» Task objective
Scan the data beneath this task and copy each line that includes "Accidentes".

########################################

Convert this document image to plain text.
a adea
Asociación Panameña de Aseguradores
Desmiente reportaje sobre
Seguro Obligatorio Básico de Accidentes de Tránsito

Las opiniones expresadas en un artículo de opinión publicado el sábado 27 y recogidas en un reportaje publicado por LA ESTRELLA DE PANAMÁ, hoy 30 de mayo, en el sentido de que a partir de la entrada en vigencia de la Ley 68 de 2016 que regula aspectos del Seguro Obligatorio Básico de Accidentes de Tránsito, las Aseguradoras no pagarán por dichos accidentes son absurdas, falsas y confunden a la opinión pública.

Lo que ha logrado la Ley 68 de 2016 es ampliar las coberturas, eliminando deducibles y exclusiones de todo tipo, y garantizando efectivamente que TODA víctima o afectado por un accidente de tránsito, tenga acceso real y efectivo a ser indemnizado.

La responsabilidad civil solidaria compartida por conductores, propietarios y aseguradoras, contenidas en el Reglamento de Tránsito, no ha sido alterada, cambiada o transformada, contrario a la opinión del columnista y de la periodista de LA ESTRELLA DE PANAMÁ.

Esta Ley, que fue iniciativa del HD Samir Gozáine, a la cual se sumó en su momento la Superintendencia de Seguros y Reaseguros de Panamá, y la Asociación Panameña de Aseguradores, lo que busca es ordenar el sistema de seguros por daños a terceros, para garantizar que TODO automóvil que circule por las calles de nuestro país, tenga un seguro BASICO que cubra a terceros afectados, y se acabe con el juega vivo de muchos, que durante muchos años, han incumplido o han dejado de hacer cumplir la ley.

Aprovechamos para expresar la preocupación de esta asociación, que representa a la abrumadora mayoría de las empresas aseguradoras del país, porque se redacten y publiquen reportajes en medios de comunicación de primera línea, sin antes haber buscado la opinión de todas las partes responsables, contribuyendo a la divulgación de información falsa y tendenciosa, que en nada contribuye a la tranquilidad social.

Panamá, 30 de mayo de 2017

########################################

» Exercise response
Seguro Obligatorio Básico de Accidentes de Tránsito
Las opiniones expresadas en un artículo de opinión publicado el sábado 27 y recogidas en un reportaje publicado por LA ESTRELLA DE PANAMÁ, hoy 30 de mayo, en el sentido de que a partir de la entrada en vigencia de la Ley 68 de 2016 que regula aspectos del Seguro Obligatorio Básico de Accidentes de Tránsito, las Aseguradoras no pagarán por dichos accidentes son absurdas, falsas y confunden a la opinión pública.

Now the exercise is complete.